Pick out each line of the records that includes the string "Audio", and copy it.

[START DATA FOR PROCESSING]

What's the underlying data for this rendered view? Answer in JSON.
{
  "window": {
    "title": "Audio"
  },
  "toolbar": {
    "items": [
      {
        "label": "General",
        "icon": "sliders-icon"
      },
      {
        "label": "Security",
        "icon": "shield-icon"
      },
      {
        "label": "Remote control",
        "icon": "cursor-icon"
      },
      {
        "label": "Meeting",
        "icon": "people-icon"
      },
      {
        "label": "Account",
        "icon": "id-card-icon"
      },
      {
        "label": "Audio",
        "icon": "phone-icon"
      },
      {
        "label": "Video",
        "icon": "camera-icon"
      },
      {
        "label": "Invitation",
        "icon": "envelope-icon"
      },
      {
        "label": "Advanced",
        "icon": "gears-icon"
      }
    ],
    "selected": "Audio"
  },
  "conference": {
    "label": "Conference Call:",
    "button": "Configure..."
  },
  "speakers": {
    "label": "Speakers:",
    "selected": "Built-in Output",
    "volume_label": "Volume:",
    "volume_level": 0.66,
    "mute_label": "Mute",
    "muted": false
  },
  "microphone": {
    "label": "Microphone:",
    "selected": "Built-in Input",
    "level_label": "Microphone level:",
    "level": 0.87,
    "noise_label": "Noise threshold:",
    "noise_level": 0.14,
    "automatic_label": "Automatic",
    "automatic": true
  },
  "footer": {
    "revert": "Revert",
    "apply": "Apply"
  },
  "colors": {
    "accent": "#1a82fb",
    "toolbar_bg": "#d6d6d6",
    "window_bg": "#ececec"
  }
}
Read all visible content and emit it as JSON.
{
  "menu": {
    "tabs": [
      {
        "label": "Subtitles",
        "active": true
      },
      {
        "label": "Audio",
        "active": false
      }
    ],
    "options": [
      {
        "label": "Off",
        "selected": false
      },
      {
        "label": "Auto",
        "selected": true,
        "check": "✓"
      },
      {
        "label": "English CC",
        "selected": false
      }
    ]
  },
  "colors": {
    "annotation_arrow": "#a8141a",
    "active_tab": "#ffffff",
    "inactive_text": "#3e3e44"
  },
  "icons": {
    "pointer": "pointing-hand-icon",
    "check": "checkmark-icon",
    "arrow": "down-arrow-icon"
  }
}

[END DATA FOR PROCESSING]
[START DATA FOR PROCESSING]

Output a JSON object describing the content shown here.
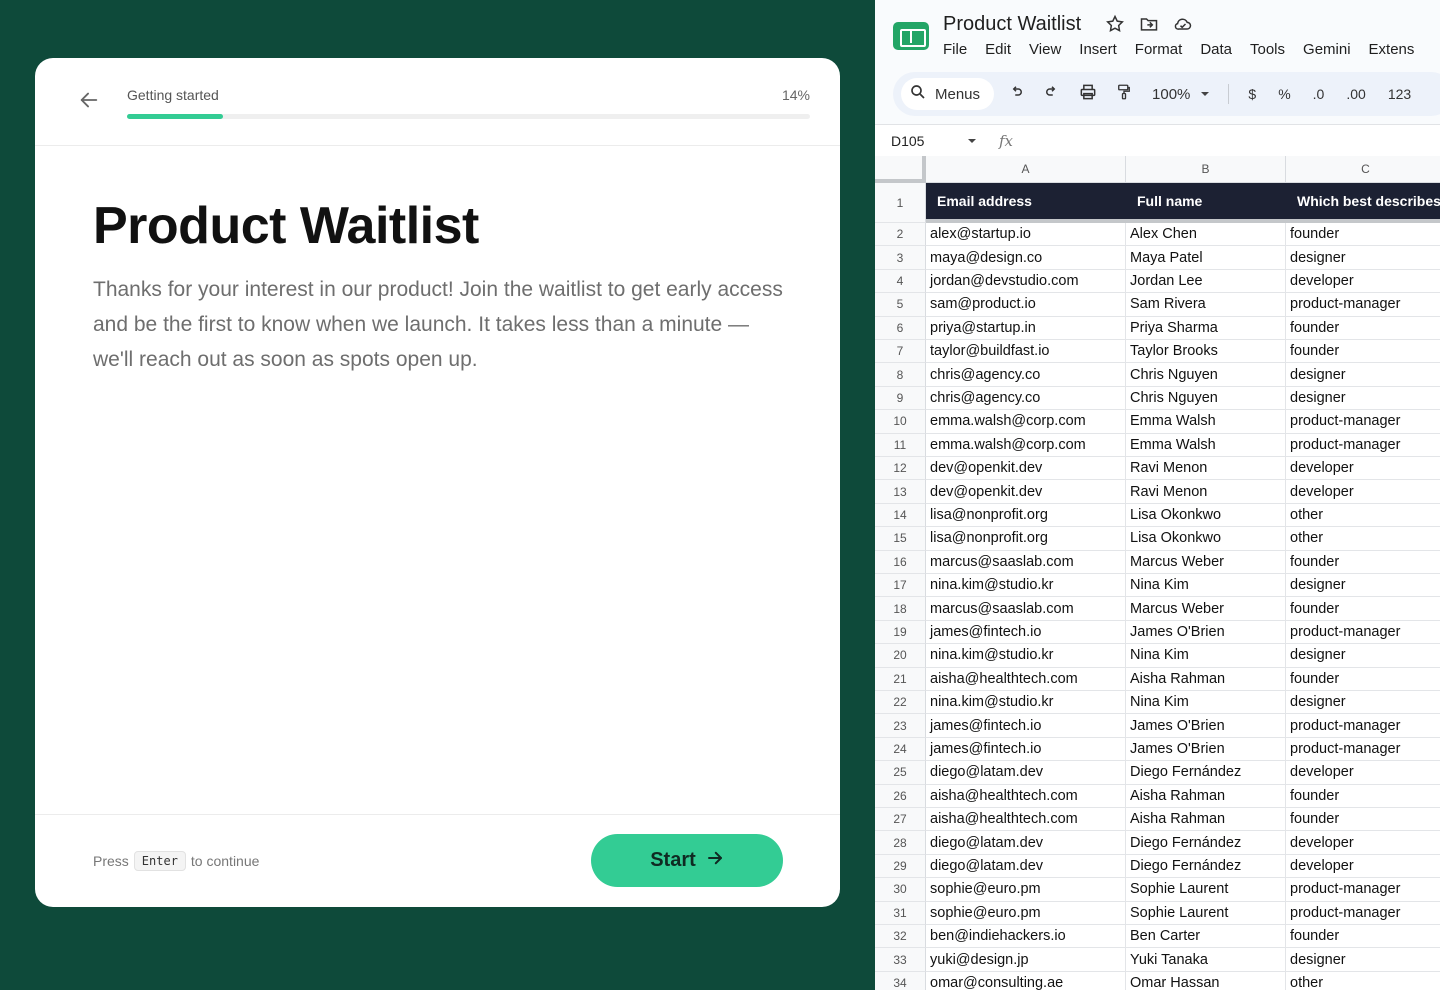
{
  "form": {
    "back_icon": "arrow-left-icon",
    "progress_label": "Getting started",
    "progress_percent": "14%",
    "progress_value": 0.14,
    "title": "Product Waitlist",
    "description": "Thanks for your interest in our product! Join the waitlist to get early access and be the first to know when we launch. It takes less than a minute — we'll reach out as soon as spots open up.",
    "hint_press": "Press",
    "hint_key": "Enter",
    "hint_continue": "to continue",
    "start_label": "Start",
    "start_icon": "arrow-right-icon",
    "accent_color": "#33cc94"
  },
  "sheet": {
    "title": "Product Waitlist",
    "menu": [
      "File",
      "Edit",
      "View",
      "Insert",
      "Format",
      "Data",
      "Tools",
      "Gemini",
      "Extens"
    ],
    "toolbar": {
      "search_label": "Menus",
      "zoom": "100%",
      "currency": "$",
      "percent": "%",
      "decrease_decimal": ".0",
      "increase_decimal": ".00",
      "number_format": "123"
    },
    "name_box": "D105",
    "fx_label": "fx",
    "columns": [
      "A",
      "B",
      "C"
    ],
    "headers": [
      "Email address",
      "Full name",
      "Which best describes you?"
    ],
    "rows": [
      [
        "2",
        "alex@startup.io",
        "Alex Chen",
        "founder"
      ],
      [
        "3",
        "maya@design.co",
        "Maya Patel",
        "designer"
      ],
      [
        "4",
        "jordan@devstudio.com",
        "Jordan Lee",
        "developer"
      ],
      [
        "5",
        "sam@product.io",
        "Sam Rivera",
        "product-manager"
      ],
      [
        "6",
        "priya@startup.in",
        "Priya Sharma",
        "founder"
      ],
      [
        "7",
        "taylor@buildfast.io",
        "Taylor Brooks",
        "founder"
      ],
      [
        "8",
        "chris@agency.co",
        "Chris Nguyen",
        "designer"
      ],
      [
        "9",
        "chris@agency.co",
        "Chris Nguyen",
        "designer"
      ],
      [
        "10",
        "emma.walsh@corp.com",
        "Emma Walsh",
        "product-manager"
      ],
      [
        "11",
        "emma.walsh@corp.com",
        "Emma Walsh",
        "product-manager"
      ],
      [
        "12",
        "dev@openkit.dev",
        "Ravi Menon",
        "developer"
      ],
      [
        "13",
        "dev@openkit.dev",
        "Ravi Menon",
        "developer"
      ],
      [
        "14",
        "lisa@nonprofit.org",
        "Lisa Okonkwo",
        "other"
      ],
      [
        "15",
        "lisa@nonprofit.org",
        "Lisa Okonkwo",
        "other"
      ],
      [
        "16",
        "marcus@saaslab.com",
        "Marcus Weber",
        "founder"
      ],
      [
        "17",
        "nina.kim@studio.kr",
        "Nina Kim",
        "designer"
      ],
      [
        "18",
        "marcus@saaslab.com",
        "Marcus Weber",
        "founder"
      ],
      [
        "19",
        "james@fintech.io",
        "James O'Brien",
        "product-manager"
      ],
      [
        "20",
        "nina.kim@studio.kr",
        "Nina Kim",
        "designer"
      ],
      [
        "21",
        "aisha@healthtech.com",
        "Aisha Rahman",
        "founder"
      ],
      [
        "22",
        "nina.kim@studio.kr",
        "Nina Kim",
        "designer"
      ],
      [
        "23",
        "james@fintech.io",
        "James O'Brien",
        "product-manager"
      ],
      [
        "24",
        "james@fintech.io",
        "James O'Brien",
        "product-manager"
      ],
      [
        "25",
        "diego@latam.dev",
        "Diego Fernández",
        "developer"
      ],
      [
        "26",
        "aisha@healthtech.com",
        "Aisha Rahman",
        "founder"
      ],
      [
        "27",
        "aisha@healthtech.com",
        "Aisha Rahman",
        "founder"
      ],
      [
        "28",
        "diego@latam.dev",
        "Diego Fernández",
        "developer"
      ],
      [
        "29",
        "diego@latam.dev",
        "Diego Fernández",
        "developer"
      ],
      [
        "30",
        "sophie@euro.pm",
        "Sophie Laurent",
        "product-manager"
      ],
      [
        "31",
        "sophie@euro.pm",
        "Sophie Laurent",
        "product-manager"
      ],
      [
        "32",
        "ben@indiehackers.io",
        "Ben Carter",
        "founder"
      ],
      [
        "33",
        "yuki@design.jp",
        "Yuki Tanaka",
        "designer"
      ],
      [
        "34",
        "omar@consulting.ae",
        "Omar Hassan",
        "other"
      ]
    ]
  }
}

[END DATA FOR PROCESSING]

### SOLUTION FOR THIS PROBLEM
    "title": "Audio"
        "label": "Audio",
    "selected": "Audio"
        "label": "Audio",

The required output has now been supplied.